- Recorded data
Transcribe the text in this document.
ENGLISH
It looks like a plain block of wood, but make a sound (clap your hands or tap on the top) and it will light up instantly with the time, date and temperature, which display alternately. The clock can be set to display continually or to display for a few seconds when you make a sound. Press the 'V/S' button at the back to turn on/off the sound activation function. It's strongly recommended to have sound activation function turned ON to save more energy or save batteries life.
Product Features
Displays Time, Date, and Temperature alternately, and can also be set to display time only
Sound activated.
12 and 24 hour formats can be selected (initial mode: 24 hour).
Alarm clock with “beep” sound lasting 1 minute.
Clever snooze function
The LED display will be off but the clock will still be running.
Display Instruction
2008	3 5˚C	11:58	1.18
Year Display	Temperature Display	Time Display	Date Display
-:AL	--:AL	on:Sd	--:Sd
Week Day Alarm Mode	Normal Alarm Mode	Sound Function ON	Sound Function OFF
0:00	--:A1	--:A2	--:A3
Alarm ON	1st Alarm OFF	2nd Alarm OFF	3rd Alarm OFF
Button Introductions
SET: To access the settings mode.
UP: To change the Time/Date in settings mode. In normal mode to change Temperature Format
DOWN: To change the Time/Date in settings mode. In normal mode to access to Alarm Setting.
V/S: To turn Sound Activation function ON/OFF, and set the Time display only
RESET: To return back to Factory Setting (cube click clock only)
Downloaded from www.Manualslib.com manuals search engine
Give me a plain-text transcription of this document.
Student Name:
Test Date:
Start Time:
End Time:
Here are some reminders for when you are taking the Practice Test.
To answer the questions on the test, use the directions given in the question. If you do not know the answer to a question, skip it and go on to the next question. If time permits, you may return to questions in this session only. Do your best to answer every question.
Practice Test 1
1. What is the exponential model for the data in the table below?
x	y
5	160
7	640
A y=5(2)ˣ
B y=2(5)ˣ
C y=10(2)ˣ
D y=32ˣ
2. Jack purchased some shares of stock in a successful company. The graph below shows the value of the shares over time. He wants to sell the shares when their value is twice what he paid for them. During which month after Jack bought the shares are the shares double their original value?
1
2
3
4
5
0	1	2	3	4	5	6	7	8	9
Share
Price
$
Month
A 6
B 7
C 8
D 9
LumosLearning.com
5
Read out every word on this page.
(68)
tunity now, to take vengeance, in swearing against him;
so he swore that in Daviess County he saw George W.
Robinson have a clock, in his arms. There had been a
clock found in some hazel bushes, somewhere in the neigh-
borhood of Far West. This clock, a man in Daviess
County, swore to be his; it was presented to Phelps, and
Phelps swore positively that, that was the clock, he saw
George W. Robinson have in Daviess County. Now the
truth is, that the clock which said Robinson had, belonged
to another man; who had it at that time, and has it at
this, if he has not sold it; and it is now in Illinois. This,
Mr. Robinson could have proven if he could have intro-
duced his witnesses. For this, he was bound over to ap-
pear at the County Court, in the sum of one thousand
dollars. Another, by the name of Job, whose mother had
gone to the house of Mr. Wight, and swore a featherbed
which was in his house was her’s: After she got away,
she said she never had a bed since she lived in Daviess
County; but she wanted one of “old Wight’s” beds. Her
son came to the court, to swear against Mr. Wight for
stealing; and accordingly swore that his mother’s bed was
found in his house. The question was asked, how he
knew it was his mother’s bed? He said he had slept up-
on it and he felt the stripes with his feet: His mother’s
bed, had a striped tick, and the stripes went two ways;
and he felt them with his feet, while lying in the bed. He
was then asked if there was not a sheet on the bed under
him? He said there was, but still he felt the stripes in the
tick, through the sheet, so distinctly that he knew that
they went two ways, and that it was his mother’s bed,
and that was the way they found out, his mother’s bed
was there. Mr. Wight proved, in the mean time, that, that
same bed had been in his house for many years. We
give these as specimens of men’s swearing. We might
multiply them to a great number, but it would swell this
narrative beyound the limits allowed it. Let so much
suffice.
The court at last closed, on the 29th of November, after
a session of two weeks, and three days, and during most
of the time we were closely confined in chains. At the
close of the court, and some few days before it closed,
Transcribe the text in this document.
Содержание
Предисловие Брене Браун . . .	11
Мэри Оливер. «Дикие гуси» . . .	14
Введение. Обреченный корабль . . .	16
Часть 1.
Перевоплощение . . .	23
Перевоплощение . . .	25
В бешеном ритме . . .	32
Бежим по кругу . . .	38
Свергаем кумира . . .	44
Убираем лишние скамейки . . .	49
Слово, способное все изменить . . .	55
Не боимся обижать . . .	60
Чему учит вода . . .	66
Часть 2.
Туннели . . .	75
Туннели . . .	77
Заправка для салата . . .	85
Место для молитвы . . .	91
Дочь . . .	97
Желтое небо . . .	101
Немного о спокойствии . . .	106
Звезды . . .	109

- What is needed
Quote all of the entries verbatim.

- Response below
Transcribe the text in this document.
ENGLISH
It looks like a plain block of wood, but make a sound (clap your hands or tap on the top) and it will light up instantly with the time, date and temperature, which display alternately. The clock can be set to display continually or to display for a few seconds when you make a sound. Press the 'V/S' button at the back to turn on/off the sound activation function. It's strongly recommended to have sound activation function turned ON to save more energy or save batteries life.
Product Features
Displays Time, Date, and Temperature alternately, and can also be set to display time only
Sound activated.
12 and 24 hour formats can be selected (initial mode: 24 hour).
Alarm clock with “beep” sound lasting 1 minute.
Clever snooze function
The LED display will be off but the clock will still be running.
Display Instruction
2008	3 5˚C	11:58	1.18
Year Display	Temperature Display	Time Display	Date Display
-:AL	--:AL	on:Sd	--:Sd
Week Day Alarm Mode	Normal Alarm Mode	Sound Function ON	Sound Function OFF
0:00	--:A1	--:A2	--:A3
Alarm ON	1st Alarm OFF	2nd Alarm OFF	3rd Alarm OFF
Button Introductions
SET: To access the settings mode.
UP: To change the Time/Date in settings mode. In normal mode to change Temperature Format
DOWN: To change the Time/Date in settings mode. In normal mode to access to Alarm Setting.
V/S: To turn Sound Activation function ON/OFF, and set the Time display only
RESET: To return back to Factory Setting (cube click clock only)
Downloaded from www.Manualslib.com manuals search engine
Give me a plain-text transcription of this document.
Student Name:
Test Date:
Start Time:
End Time:
Here are some reminders for when you are taking the Practice Test.
To answer the questions on the test, use the directions given in the question. If you do not know the answer to a question, skip it and go on to the next question. If time permits, you may return to questions in this session only. Do your best to answer every question.
Practice Test 1
1. What is the exponential model for the data in the table below?
x	y
5	160
7	640
A y=5(2)ˣ
B y=2(5)ˣ
C y=10(2)ˣ
D y=32ˣ
2. Jack purchased some shares of stock in a successful company. The graph below shows the value of the shares over time. He wants to sell the shares when their value is twice what he paid for them. During which month after Jack bought the shares are the shares double their original value?
1
2
3
4
5
0	1	2	3	4	5	6	7	8	9
Share
Price
$
Month
A 6
B 7
C 8
D 9
LumosLearning.com
5
Read out every word on this page.
(68)
tunity now, to take vengeance, in swearing against him;
so he swore that in Daviess County he saw George W.
Robinson have a clock, in his arms. There had been a
clock found in some hazel bushes, somewhere in the neigh-
borhood of Far West. This clock, a man in Daviess
County, swore to be his; it was presented to Phelps, and
Phelps swore positively that, that was the clock, he saw
George W. Robinson have in Daviess County. Now the
truth is, that the clock which said Robinson had, belonged
to another man; who had it at that time, and has it at
this, if he has not sold it; and it is now in Illinois. This,
Mr. Robinson could have proven if he could have intro-
duced his witnesses. For this, he was bound over to ap-
pear at the County Court, in the sum of one thousand
dollars. Another, by the name of Job, whose mother had
gone to the house of Mr. Wight, and swore a featherbed
which was in his house was her’s: After she got away,
she said she never had a bed since she lived in Daviess
County; but she wanted one of “old Wight’s” beds. Her
son came to the court, to swear against Mr. Wight for
stealing; and accordingly swore that his mother’s bed was
found in his house. The question was asked, how he
knew it was his mother’s bed? He said he had slept up-
on it and he felt the stripes with his feet: His mother’s
bed, had a striped tick, and the stripes went two ways;
and he felt them with his feet, while lying in the bed. He
was then asked if there was not a sheet on the bed under
him? He said there was, but still he felt the stripes in the
tick, through the sheet, so distinctly that he knew that
they went two ways, and that it was his mother’s bed,
and that was the way they found out, his mother’s bed
was there. Mr. Wight proved, in the mean time, that, that
same bed had been in his house for many years. We
give these as specimens of men’s swearing. We might
multiply them to a great number, but it would swell this
narrative beyound the limits allowed it. Let so much
suffice.
The court at last closed, on the 29th of November, after
a session of two weeks, and three days, and during most
of the time we were closely confined in chains. At the
close of the court, and some few days before it closed,
Transcribe the text in this document.
Содержание
Предисловие Брене Браун . . .	11
Мэри Оливер. «Дикие гуси» . . .	14
Введение. Обреченный корабль . . .	16
Часть 1.
Перевоплощение . . .	23
Перевоплощение . . .	25
В бешеном ритме . . .	32
Бежим по кругу . . .	38
Свергаем кумира . . .	44
Убираем лишние скамейки . . .	49
Слово, способное все изменить . . .	55
Не боимся обижать . . .	60
Чему учит вода . . .	66
Часть 2.
Туннели . . .	75
Туннели . . .	77
Заправка для салата . . .	85
Место для молитвы . . .	91
Дочь . . .	97
Желтое небо . . .	101
Немного о спокойствии . . .	106
Звезды . . .	109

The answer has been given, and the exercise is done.